[EXERCISE DESCRIPTION]
Report, word for word, every line of the material that contains "JSON".

Figure collection entries:
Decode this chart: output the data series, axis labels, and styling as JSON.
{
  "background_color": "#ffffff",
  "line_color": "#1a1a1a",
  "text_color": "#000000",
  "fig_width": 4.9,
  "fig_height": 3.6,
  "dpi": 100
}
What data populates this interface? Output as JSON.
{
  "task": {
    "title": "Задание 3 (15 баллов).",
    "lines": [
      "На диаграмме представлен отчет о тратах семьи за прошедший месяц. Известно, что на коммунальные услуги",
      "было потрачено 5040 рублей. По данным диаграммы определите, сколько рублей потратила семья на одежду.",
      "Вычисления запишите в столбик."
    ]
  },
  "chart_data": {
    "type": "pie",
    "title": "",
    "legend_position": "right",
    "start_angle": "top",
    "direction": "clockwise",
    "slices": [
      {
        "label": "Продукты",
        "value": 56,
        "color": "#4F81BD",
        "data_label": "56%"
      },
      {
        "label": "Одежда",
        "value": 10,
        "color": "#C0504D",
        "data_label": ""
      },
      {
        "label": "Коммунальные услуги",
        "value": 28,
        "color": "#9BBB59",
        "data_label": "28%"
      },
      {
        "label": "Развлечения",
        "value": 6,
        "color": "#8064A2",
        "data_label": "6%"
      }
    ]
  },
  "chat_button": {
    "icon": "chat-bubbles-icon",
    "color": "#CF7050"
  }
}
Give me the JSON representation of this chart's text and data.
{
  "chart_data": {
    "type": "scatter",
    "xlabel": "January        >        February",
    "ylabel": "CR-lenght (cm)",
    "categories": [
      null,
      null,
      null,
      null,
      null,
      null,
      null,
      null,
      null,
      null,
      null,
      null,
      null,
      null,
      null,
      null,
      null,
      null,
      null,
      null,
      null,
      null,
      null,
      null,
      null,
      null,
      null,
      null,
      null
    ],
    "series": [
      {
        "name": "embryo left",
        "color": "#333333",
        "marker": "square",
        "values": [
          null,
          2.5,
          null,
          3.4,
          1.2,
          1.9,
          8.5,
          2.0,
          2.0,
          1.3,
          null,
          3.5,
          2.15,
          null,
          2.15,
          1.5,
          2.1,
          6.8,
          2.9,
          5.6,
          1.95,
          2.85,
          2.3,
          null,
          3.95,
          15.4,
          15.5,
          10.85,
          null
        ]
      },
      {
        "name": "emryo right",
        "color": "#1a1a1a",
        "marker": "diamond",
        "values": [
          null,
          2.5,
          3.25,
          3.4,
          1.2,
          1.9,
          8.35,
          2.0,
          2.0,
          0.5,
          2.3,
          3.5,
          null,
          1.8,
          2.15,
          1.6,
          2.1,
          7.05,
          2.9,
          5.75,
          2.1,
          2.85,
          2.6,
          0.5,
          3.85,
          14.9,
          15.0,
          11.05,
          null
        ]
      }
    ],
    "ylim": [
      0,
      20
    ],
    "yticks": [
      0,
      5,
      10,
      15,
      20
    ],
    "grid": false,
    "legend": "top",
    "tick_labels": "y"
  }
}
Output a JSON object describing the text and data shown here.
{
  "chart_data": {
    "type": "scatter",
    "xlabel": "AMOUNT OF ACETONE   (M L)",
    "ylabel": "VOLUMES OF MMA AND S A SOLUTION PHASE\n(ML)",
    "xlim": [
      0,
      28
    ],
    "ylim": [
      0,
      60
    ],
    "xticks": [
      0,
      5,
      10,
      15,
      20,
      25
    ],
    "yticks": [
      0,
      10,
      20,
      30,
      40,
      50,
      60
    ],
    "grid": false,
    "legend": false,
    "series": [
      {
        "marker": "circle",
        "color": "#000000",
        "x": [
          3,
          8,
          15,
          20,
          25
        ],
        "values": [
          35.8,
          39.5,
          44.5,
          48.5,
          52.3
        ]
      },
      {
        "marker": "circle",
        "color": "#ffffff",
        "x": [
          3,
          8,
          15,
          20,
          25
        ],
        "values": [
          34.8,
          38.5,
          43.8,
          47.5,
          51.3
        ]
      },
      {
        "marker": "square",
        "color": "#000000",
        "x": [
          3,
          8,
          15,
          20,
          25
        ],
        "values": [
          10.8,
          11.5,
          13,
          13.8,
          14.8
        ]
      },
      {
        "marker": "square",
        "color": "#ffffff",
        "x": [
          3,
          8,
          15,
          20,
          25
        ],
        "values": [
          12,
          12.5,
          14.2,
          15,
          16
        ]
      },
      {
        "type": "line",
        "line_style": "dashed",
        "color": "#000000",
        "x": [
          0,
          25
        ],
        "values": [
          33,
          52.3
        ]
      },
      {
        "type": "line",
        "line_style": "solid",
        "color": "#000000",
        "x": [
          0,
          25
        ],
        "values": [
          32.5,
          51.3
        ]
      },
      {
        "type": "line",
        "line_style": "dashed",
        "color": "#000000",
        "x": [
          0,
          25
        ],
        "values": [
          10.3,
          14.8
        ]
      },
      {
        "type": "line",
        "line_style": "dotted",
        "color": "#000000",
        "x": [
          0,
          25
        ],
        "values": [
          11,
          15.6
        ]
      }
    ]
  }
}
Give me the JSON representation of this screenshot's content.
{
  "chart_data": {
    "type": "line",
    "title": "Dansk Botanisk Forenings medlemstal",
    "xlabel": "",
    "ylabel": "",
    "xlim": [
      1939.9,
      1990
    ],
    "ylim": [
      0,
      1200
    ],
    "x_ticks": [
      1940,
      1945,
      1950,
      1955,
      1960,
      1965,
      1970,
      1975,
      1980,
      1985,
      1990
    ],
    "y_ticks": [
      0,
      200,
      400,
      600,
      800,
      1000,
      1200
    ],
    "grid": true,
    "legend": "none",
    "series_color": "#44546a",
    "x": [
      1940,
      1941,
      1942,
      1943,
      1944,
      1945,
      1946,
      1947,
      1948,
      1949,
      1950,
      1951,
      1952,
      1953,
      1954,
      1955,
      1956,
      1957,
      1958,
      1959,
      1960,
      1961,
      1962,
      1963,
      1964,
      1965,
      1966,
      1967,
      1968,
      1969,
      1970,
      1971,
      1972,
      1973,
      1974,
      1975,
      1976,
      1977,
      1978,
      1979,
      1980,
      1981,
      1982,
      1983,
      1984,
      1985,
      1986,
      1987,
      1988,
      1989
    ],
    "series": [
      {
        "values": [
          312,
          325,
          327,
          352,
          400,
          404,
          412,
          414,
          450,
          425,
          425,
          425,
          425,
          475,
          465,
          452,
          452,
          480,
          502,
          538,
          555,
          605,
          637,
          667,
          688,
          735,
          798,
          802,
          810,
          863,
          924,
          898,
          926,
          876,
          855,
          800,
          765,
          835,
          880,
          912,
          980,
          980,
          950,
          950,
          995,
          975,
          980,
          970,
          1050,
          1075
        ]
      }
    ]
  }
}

[RIGHT ANSWER]
Decode this chart: output the data series, axis labels, and styling as JSON.
What data populates this interface? Output as JSON.
Give me the JSON representation of this chart's text and data.
Output a JSON object describing the text and data shown here.
Give me the JSON representation of this screenshot's content.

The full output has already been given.